#### Material for the task:
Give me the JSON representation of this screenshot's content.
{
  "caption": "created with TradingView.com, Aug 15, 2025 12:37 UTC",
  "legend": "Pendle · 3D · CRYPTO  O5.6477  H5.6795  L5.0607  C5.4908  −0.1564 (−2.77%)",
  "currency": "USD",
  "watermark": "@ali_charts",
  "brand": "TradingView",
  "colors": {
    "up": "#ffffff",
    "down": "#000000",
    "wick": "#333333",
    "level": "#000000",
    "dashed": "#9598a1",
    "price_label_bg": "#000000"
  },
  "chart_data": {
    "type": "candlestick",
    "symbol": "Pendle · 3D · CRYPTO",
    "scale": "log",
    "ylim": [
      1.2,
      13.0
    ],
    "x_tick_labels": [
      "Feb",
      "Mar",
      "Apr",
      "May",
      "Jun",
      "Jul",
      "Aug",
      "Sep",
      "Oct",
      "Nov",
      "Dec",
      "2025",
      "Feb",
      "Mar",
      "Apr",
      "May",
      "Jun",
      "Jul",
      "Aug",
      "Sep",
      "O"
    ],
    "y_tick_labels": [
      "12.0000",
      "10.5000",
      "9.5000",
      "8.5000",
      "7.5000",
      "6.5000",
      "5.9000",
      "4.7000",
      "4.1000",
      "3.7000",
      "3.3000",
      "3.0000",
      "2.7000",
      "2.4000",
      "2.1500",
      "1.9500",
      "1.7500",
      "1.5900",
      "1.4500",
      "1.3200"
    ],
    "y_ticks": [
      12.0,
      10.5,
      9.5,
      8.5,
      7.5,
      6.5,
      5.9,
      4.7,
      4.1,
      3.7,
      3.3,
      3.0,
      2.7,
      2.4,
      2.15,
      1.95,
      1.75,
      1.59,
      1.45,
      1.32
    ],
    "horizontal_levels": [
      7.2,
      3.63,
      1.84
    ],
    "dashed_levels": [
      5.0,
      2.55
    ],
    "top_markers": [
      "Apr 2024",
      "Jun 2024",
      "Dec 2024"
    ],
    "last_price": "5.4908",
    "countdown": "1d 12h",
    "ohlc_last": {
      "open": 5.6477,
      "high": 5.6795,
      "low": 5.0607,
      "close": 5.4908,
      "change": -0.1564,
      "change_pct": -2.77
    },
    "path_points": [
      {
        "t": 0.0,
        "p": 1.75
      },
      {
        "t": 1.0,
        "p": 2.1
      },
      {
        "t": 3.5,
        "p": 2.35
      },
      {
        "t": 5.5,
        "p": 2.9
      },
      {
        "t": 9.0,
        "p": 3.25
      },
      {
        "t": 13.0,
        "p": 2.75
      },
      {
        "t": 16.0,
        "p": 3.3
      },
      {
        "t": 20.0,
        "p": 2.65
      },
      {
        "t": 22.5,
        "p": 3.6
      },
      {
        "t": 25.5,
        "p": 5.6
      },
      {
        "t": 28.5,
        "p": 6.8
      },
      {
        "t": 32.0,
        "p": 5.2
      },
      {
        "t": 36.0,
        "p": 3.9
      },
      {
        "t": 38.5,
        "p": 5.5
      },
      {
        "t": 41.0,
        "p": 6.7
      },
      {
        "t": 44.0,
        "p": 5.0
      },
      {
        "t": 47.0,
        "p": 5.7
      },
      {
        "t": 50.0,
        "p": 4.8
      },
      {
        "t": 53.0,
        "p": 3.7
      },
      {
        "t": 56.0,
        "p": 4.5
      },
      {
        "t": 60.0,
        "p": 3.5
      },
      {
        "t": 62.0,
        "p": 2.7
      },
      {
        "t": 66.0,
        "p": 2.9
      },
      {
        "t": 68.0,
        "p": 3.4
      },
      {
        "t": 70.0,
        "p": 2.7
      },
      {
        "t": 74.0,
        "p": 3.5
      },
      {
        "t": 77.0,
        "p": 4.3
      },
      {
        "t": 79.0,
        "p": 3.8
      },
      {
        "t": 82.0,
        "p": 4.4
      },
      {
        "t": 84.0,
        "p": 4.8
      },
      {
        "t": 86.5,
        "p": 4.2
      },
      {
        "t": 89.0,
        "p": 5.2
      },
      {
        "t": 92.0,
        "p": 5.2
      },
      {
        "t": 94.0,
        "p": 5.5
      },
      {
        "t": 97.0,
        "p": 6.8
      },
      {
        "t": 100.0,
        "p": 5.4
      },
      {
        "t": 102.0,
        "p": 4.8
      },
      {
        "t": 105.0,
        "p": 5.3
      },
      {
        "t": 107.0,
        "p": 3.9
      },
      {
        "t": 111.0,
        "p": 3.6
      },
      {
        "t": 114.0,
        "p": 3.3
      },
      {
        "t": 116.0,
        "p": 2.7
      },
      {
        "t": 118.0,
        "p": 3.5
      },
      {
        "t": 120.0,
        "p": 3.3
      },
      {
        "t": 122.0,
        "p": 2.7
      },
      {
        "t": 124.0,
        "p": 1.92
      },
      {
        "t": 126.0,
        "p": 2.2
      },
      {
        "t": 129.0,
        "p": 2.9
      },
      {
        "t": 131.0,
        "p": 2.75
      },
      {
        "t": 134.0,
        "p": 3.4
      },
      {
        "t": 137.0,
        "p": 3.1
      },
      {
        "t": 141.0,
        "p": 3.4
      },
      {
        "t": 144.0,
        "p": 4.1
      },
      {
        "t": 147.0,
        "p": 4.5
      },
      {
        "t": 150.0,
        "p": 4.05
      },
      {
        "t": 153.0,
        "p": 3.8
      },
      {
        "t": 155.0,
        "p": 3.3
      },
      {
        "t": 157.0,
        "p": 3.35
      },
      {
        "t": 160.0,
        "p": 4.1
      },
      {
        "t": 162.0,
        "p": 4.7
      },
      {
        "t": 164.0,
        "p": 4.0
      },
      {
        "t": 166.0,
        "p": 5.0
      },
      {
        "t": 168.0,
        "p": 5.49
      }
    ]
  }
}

#### Objective:
Reproduce each line of the material above precisely.

#### Answer:
Give me the JSON representation of this screenshot's content.
{
  "caption": "created with TradingView.com, Aug 15, 2025 12:37 UTC",
  "legend": "Pendle · 3D · CRYPTO  O5.6477  H5.6795  L5.0607  C5.4908  −0.1564 (−2.77%)",
  "currency": "USD",
  "watermark": "@ali_charts",
  "brand": "TradingView",
  "colors": {
    "up": "#ffffff",
    "down": "#000000",
    "wick": "#333333",
    "level": "#000000",
    "dashed": "#9598a1",
    "price_label_bg": "#000000"
  },
  "chart_data": {
    "type": "candlestick",
    "symbol": "Pendle · 3D · CRYPTO",
    "scale": "log",
    "ylim": [
      1.2,
      13.0
    ],
    "x_tick_labels": [
      "Feb",
      "Mar",
      "Apr",
      "May",
      "Jun",
      "Jul",
      "Aug",
      "Sep",
      "Oct",
      "Nov",
      "Dec",
      "2025",
      "Feb",
      "Mar",
      "Apr",
      "May",
      "Jun",
      "Jul",
      "Aug",
      "Sep",
      "O"
    ],
    "y_tick_labels": [
      "12.0000",
      "10.5000",
      "9.5000",
      "8.5000",
      "7.5000",
      "6.5000",
      "5.9000",
      "4.7000",
      "4.1000",
      "3.7000",
      "3.3000",
      "3.0000",
      "2.7000",
      "2.4000",
      "2.1500",
      "1.9500",
      "1.7500",
      "1.5900",
      "1.4500",
      "1.3200"
    ],
    "y_ticks": [
      12.0,
      10.5,
      9.5,
      8.5,
      7.5,
      6.5,
      5.9,
      4.7,
      4.1,
      3.7,
      3.3,
      3.0,
      2.7,
      2.4,
      2.15,
      1.95,
      1.75,
      1.59,
      1.45,
      1.32
    ],
    "horizontal_levels": [
      7.2,
      3.63,
      1.84
    ],
    "dashed_levels": [
      5.0,
      2.55
    ],
    "top_markers": [
      "Apr 2024",
      "Jun 2024",
      "Dec 2024"
    ],
    "last_price": "5.4908",
    "countdown": "1d 12h",
    "ohlc_last": {
      "open": 5.6477,
      "high": 5.6795,
      "low": 5.0607,
      "close": 5.4908,
      "change": -0.1564,
      "change_pct": -2.77
    },
    "path_points": [
      {
        "t": 0.0,
        "p": 1.75
      },
      {
        "t": 1.0,
        "p": 2.1
      },
      {
        "t": 3.5,
        "p": 2.35
      },
      {
        "t": 5.5,
        "p": 2.9
      },
      {
        "t": 9.0,
        "p": 3.25
      },
      {
        "t": 13.0,
        "p": 2.75
      },
      {
        "t": 16.0,
        "p": 3.3
      },
      {
        "t": 20.0,
        "p": 2.65
      },
      {
        "t": 22.5,
        "p": 3.6
      },
      {
        "t": 25.5,
        "p": 5.6
      },
      {
        "t": 28.5,
        "p": 6.8
      },
      {
        "t": 32.0,
        "p": 5.2
      },
      {
        "t": 36.0,
        "p": 3.9
      },
      {
        "t": 38.5,
        "p": 5.5
      },
      {
        "t": 41.0,
        "p": 6.7
      },
      {
        "t": 44.0,
        "p": 5.0
      },
      {
        "t": 47.0,
        "p": 5.7
      },
      {
        "t": 50.0,
        "p": 4.8
      },
      {
        "t": 53.0,
        "p": 3.7
      },
      {
        "t": 56.0,
        "p": 4.5
      },
      {
        "t": 60.0,
        "p": 3.5
      },
      {
        "t": 62.0,
        "p": 2.7
      },
      {
        "t": 66.0,
        "p": 2.9
      },
      {
        "t": 68.0,
        "p": 3.4
      },
      {
        "t": 70.0,
        "p": 2.7
      },
      {
        "t": 74.0,
        "p": 3.5
      },
      {
        "t": 77.0,
        "p": 4.3
      },
      {
        "t": 79.0,
        "p": 3.8
      },
      {
        "t": 82.0,
        "p": 4.4
      },
      {
        "t": 84.0,
        "p": 4.8
      },
      {
        "t": 86.5,
        "p": 4.2
      },
      {
        "t": 89.0,
        "p": 5.2
      },
      {
        "t": 92.0,
        "p": 5.2
      },
      {
        "t": 94.0,
        "p": 5.5
      },
      {
        "t": 97.0,
        "p": 6.8
      },
      {
        "t": 100.0,
        "p": 5.4
      },
      {
        "t": 102.0,
        "p": 4.8
      },
      {
        "t": 105.0,
        "p": 5.3
      },
      {
        "t": 107.0,
        "p": 3.9
      },
      {
        "t": 111.0,
        "p": 3.6
      },
      {
        "t": 114.0,
        "p": 3.3
      },
      {
        "t": 116.0,
        "p": 2.7
      },
      {
        "t": 118.0,
        "p": 3.5
      },
      {
        "t": 120.0,
        "p": 3.3
      },
      {
        "t": 122.0,
        "p": 2.7
      },
      {
        "t": 124.0,
        "p": 1.92
      },
      {
        "t": 126.0,
        "p": 2.2
      },
      {
        "t": 129.0,
        "p": 2.9
      },
      {
        "t": 131.0,
        "p": 2.75
      },
      {
        "t": 134.0,
        "p": 3.4
      },
      {
        "t": 137.0,
        "p": 3.1
      },
      {
        "t": 141.0,
        "p": 3.4
      },
      {
        "t": 144.0,
        "p": 4.1
      },
      {
        "t": 147.0,
        "p": 4.5
      },
      {
        "t": 150.0,
        "p": 4.05
      },
      {
        "t": 153.0,
        "p": 3.8
      },
      {
        "t": 155.0,
        "p": 3.3
      },
      {
        "t": 157.0,
        "p": 3.35
      },
      {
        "t": 160.0,
        "p": 4.1
      },
      {
        "t": 162.0,
        "p": 4.7
      },
      {
        "t": 164.0,
        "p": 4.0
      },
      {
        "t": 166.0,
        "p": 5.0
      },
      {
        "t": 168.0,
        "p": 5.49
      }
    ]
  }
}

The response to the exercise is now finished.